-- Excerpt --
Investigating the impact of XtSulf1 on canonical and non-canonical Wnt signalling

Cells in all animals are surrounded by a sticky matrix that holds them together and helps in relaying messages from one cell to another. We have found that when this matrix is modified messages can no longer be received by a cell or, on the other hand, sometimes messages are received more efficiently. We are working on a gene called XtSulf1 that makes an enzyme that re-structures the matrix on cells. We want to know whether this enzyme will change the ability of a cell to respond to a message called Wnt. We will investigate exactly what underlies the effects of XtSulf1 on Wnt. All the players involved in these processes are important and we want to determine what is happening at the level of the cell and the messages. The Wnt message is known to be important for embryos to develop properly, for stem cells to grow in culture and is also known to be mis-regulated in disease: therefore a good understanding of how this message can be controlled will be important in developing new medical therapies and for the advancement of regenerative medicine.

-- List of tasks --
A. Condense the XtSulf1 passage into two sentences.
B. Carry the XtSulf1 passage forward from its last sentence.

-- Data listing --

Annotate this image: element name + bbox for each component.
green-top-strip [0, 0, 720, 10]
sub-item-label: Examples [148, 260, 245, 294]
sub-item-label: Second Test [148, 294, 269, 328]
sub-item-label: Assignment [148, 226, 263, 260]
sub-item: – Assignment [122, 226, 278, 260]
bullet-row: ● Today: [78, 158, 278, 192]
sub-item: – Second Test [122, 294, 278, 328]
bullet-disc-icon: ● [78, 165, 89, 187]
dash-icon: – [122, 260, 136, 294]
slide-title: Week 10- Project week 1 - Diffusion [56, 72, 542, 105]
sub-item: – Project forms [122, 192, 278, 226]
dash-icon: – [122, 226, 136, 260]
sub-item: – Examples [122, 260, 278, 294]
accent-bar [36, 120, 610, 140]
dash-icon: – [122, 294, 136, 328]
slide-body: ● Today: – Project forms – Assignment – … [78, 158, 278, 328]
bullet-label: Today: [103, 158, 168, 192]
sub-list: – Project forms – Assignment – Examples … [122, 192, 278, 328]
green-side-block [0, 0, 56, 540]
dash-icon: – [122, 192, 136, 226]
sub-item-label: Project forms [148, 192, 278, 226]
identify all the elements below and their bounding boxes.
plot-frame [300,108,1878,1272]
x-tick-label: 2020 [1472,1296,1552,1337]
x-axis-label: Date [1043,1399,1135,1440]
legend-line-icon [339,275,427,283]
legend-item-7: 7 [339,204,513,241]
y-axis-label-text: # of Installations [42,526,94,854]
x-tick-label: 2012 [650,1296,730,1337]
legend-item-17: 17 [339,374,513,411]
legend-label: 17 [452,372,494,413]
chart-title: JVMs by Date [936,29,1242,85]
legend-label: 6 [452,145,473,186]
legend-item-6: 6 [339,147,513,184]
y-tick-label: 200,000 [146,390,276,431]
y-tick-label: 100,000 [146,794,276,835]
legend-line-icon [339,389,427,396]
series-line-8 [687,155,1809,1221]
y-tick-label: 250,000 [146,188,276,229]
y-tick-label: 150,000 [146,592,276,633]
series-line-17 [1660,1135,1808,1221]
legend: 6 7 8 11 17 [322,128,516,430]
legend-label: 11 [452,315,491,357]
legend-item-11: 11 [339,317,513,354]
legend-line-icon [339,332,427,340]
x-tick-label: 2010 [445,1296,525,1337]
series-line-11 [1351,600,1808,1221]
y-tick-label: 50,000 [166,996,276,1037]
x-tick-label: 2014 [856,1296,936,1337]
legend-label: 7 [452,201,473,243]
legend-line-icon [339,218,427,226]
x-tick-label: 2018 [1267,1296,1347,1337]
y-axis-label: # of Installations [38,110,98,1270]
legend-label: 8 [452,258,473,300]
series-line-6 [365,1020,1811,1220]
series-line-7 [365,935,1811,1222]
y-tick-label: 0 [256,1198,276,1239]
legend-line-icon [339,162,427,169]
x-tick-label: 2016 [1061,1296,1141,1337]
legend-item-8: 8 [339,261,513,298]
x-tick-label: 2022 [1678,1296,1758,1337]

-- Answer set --
A. Work on XtSulf1, a gene that makes an enzyme which restructures the sticky matrix around cells, aims to find out whether the enzyme changes a cell's ability to respond to the Wnt message and what underlies that effect. Because Wnt is important for embryo development and stem cell growth in culture and is mis-regulated in disease, understanding how it can be controlled will be important for new medical therapies and regenerative medicine.

B.
Heparan sulphate proteoglycans (HSPGs) are present on the cell surface and in the extracellular matrix in all animals. HSPGs bind avidly to many different proteins including growth factors and their receptors. XtSulf1 codes for an extracellular 6-O-endosulfatase that post-synthetically remodels HSPGs and is dynamically expressed during development. XtSulf1 can modulate the ability of a cell to respond to signalling. The research question addressed by this project is: What is the molecular mechanism by XtSulf1 modulates canonical and non-canonical Wnt signalling during embryonic development? HSPGs are known to be essential for cell signalling, however, a role for HSPGs as regulators of cell signalling is an exciting new principle that has recently come to light. Sulf1 remodelling of cell surface HSPGs influences their ability to promote or inhibit cell signalling. Sulf1 is known to be mis-regulated in human tumour tissue and this contributes to cancer progression because of its impact on cell signalling. Sulf1 also plays a role in providing a stem cell niche for adult myoblasts through its inhibition of signals that promote differentiation. While Sulf1 activity has been found to inhibit signals including FGF and BMP in developing embryos, Sulf1 is known to enhance Wnt signalling in tissue culture. However, we have preliminary findings that suggest the role of Sulf1 in modulating Wnt signalling is complex. We aim to establish the mechanism by which Sulf1 can modulate the ability of Wnt ligands to activate canonical and non-canonical signal transduction pathways which lead to distinct effects on gene expression and cell behaviour. Important roles for Wnt signalling in development and disease are well established and our investigation into the cellular and molecular mechanism by which Sulf1 activity impacts on Wnt signalling will provide novel insights to give direction to more applied research.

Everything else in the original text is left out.